Begin DATA SUPPLIED

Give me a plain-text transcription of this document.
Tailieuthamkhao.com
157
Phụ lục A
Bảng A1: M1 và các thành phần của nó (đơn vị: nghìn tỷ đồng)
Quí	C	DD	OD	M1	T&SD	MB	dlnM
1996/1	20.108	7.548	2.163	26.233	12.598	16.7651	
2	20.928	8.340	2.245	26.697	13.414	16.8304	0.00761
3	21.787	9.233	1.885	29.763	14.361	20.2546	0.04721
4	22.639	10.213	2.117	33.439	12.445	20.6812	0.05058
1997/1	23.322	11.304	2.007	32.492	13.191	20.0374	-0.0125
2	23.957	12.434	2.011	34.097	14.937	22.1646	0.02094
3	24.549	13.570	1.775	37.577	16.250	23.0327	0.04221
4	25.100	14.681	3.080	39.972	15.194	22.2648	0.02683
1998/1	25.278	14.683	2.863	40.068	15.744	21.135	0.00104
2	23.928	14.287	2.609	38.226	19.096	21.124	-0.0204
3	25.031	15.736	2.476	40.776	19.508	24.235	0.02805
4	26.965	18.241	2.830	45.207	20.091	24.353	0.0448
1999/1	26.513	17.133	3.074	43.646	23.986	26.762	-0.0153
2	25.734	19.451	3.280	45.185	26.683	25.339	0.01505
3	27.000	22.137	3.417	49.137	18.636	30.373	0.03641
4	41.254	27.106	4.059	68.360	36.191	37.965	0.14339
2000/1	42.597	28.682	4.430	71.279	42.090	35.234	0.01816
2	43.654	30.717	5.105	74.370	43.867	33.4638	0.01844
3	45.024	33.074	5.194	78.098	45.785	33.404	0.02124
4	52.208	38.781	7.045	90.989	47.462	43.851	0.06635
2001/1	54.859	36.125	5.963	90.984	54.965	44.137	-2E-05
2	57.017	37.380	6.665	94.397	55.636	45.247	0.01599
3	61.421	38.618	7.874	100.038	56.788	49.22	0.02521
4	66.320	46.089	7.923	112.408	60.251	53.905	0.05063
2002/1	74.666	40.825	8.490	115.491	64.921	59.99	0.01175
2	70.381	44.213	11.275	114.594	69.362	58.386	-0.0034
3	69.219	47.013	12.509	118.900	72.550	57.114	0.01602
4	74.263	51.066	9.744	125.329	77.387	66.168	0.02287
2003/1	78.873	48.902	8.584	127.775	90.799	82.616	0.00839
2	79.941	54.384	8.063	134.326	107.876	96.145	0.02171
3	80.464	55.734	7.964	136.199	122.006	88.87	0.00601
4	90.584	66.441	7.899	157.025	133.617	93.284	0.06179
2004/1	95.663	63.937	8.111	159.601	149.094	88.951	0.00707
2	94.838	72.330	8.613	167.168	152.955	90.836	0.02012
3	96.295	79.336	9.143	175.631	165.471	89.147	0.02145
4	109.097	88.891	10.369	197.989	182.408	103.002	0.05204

End DATA SUPPLIED

**EXERCISE REQUIREMENTS:**
Using the data above, reproduce every line exactly.

**RESULT FOR THIS TASK:**
Give me a plain-text transcription of this document.
Tailieuthamkhao.com
157
Phụ lục A
Bảng A1: M1 và các thành phần của nó (đơn vị: nghìn tỷ đồng)
Quí	C	DD	OD	M1	T&SD	MB	dlnM
1996/1	20.108	7.548	2.163	26.233	12.598	16.7651	
2	20.928	8.340	2.245	26.697	13.414	16.8304	0.00761
3	21.787	9.233	1.885	29.763	14.361	20.2546	0.04721
4	22.639	10.213	2.117	33.439	12.445	20.6812	0.05058
1997/1	23.322	11.304	2.007	32.492	13.191	20.0374	-0.0125
2	23.957	12.434	2.011	34.097	14.937	22.1646	0.02094
3	24.549	13.570	1.775	37.577	16.250	23.0327	0.04221
4	25.100	14.681	3.080	39.972	15.194	22.2648	0.02683
1998/1	25.278	14.683	2.863	40.068	15.744	21.135	0.00104
2	23.928	14.287	2.609	38.226	19.096	21.124	-0.0204
3	25.031	15.736	2.476	40.776	19.508	24.235	0.02805
4	26.965	18.241	2.830	45.207	20.091	24.353	0.0448
1999/1	26.513	17.133	3.074	43.646	23.986	26.762	-0.0153
2	25.734	19.451	3.280	45.185	26.683	25.339	0.01505
3	27.000	22.137	3.417	49.137	18.636	30.373	0.03641
4	41.254	27.106	4.059	68.360	36.191	37.965	0.14339
2000/1	42.597	28.682	4.430	71.279	42.090	35.234	0.01816
2	43.654	30.717	5.105	74.370	43.867	33.4638	0.01844
3	45.024	33.074	5.194	78.098	45.785	33.404	0.02124
4	52.208	38.781	7.045	90.989	47.462	43.851	0.06635
2001/1	54.859	36.125	5.963	90.984	54.965	44.137	-2E-05
2	57.017	37.380	6.665	94.397	55.636	45.247	0.01599
3	61.421	38.618	7.874	100.038	56.788	49.22	0.02521
4	66.320	46.089	7.923	112.408	60.251	53.905	0.05063
2002/1	74.666	40.825	8.490	115.491	64.921	59.99	0.01175
2	70.381	44.213	11.275	114.594	69.362	58.386	-0.0034
3	69.219	47.013	12.509	118.900	72.550	57.114	0.01602
4	74.263	51.066	9.744	125.329	77.387	66.168	0.02287
2003/1	78.873	48.902	8.584	127.775	90.799	82.616	0.00839
2	79.941	54.384	8.063	134.326	107.876	96.145	0.02171
3	80.464	55.734	7.964	136.199	122.006	88.87	0.00601
4	90.584	66.441	7.899	157.025	133.617	93.284	0.06179
2004/1	95.663	63.937	8.111	159.601	149.094	88.951	0.00707
2	94.838	72.330	8.613	167.168	152.955	90.836	0.02012
3	96.295	79.336	9.143	175.631	165.471	89.147	0.02145
4	109.097	88.891	10.369	197.989	182.408	103.002	0.05204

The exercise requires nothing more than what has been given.